** start of Dataset **

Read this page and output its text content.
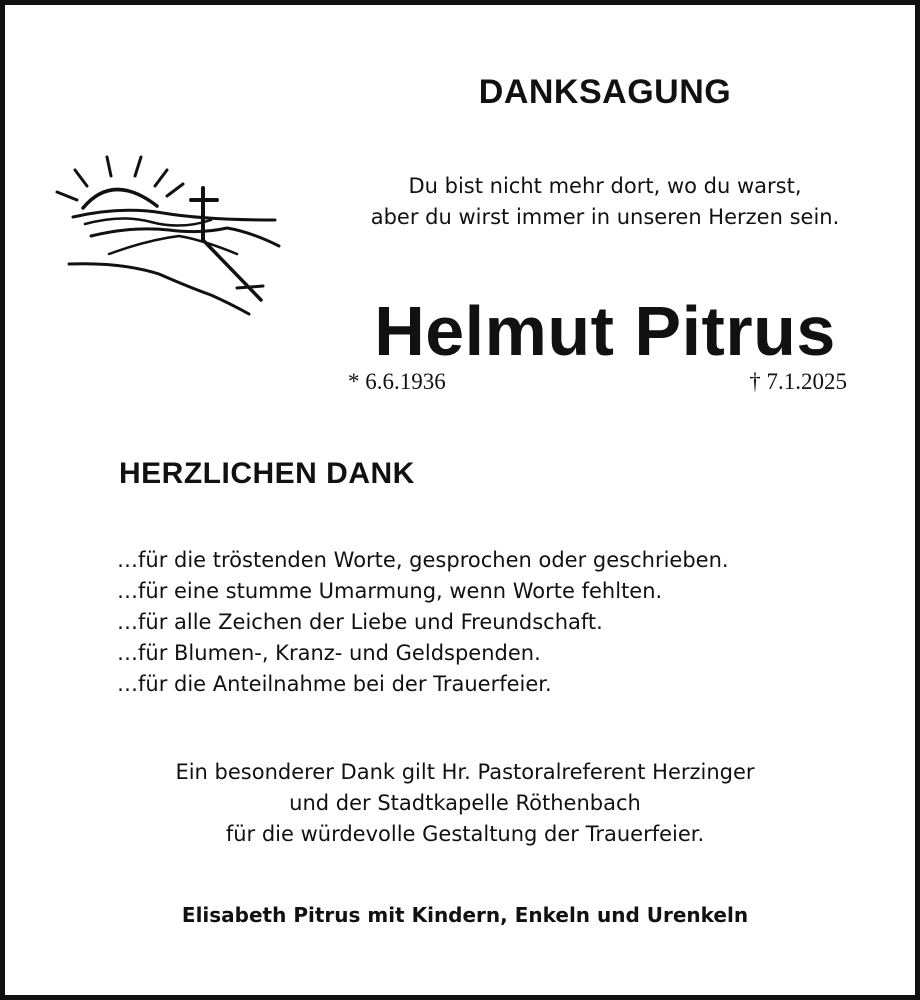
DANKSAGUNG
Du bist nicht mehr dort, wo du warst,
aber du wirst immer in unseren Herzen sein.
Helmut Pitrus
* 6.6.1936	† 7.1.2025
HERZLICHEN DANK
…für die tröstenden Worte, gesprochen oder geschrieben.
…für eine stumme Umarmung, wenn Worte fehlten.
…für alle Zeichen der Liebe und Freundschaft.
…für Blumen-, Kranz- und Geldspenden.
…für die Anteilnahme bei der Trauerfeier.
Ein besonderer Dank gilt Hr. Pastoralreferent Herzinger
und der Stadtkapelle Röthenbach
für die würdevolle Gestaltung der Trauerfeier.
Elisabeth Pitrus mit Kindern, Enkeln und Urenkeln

** end of Dataset **
** start of Dataset **

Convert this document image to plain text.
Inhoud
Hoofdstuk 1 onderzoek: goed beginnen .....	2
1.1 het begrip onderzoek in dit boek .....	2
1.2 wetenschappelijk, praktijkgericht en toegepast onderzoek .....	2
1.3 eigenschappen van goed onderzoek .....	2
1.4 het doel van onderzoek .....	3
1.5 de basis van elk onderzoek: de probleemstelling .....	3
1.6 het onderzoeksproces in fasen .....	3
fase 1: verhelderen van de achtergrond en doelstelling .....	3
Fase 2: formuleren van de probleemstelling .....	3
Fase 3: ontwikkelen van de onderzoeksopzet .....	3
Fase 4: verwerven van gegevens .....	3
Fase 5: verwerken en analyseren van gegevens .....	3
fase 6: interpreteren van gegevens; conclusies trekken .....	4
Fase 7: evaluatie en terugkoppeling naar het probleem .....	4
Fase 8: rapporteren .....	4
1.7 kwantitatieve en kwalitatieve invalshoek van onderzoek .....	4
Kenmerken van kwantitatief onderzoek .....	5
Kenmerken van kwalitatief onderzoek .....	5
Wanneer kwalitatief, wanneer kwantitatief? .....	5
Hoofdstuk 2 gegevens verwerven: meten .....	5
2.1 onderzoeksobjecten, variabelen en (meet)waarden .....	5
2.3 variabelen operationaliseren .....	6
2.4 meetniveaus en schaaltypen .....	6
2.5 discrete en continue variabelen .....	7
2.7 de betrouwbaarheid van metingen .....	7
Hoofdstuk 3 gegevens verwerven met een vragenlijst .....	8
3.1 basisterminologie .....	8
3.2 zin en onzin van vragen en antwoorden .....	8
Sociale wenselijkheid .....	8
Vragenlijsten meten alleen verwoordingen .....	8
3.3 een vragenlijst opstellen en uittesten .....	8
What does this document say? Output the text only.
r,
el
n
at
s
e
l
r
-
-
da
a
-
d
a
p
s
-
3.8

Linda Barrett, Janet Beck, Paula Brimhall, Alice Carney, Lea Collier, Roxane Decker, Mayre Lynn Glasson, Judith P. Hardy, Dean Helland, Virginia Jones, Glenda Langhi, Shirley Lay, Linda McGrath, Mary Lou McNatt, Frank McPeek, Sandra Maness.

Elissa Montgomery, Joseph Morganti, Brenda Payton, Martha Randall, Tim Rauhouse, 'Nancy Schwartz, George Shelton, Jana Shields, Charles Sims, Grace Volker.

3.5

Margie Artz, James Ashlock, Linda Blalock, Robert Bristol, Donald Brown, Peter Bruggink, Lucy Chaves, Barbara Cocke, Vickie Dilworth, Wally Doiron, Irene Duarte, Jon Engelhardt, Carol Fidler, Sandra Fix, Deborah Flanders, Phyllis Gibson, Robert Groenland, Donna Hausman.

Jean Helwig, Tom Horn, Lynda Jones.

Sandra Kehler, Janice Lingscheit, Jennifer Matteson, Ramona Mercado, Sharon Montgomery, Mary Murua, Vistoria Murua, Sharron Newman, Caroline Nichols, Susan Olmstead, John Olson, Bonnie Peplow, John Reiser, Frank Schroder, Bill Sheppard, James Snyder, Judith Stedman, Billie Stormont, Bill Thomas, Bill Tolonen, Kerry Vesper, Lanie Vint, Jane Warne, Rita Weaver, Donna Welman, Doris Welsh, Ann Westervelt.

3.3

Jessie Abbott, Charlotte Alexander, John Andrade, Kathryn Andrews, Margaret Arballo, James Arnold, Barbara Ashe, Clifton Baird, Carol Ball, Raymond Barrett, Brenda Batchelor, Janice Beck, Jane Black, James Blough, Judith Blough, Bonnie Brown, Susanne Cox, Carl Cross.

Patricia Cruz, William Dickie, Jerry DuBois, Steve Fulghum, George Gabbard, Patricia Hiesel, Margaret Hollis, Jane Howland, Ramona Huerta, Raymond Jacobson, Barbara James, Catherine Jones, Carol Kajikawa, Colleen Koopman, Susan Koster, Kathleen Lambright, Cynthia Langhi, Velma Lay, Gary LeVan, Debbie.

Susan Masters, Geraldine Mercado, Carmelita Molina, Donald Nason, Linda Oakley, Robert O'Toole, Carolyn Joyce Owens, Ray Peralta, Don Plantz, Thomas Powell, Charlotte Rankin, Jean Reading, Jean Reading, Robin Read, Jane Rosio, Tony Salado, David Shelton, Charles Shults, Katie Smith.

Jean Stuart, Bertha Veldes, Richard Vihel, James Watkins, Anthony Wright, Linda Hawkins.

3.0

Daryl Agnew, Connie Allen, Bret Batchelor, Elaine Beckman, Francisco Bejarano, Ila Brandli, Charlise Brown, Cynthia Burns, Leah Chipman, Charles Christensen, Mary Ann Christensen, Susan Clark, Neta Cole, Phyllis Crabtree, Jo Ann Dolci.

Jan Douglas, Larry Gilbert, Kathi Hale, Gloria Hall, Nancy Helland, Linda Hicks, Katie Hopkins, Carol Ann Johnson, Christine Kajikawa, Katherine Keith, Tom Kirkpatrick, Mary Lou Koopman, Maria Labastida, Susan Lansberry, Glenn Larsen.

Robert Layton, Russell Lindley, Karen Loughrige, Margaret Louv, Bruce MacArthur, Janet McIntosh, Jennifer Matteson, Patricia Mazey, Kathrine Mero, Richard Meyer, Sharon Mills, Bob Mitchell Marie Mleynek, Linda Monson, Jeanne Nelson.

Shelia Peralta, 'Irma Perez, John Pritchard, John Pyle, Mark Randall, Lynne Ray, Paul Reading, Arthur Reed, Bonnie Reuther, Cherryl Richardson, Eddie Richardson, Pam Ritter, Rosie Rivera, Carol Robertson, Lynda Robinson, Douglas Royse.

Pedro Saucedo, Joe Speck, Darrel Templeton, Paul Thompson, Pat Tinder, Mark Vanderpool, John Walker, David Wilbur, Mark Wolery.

** end of Dataset **
** start of Dataset **

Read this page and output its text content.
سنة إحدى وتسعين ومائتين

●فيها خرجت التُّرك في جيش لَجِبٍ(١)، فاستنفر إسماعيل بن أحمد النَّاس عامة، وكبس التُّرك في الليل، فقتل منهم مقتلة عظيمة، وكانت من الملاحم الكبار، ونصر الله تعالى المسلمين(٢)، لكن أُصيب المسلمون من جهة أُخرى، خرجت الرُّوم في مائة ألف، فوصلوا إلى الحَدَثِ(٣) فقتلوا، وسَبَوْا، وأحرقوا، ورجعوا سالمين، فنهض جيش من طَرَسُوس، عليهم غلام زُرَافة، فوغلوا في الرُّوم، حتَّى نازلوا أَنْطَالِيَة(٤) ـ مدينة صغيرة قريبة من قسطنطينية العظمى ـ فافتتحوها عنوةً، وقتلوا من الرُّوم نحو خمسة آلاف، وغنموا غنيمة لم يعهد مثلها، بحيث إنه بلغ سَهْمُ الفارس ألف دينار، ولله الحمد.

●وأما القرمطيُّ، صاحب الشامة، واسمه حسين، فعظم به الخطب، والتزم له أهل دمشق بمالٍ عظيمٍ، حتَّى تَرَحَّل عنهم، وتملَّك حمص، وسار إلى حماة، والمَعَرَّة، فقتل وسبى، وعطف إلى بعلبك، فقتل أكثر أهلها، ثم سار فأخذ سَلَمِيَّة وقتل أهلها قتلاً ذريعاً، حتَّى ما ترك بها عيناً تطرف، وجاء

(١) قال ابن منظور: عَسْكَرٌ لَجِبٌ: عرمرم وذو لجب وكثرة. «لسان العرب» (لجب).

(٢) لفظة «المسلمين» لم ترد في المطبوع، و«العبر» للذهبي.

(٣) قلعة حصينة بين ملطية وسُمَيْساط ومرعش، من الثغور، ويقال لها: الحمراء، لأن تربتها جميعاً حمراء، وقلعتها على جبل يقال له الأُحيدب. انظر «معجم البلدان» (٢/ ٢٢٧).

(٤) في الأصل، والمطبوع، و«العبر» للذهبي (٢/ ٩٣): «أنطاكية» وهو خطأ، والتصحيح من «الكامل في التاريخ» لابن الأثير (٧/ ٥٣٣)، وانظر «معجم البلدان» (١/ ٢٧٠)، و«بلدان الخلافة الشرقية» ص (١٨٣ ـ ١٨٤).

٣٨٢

** end of Dataset **

#### [Task statement]
Track down every line of the material containing the string "kwantitatief", and copy it.

#### [Response to this task]
Kenmerken van kwantitatief onderzoek .....	5
Wanneer kwalitatief, wanneer kwantitatief? .....	5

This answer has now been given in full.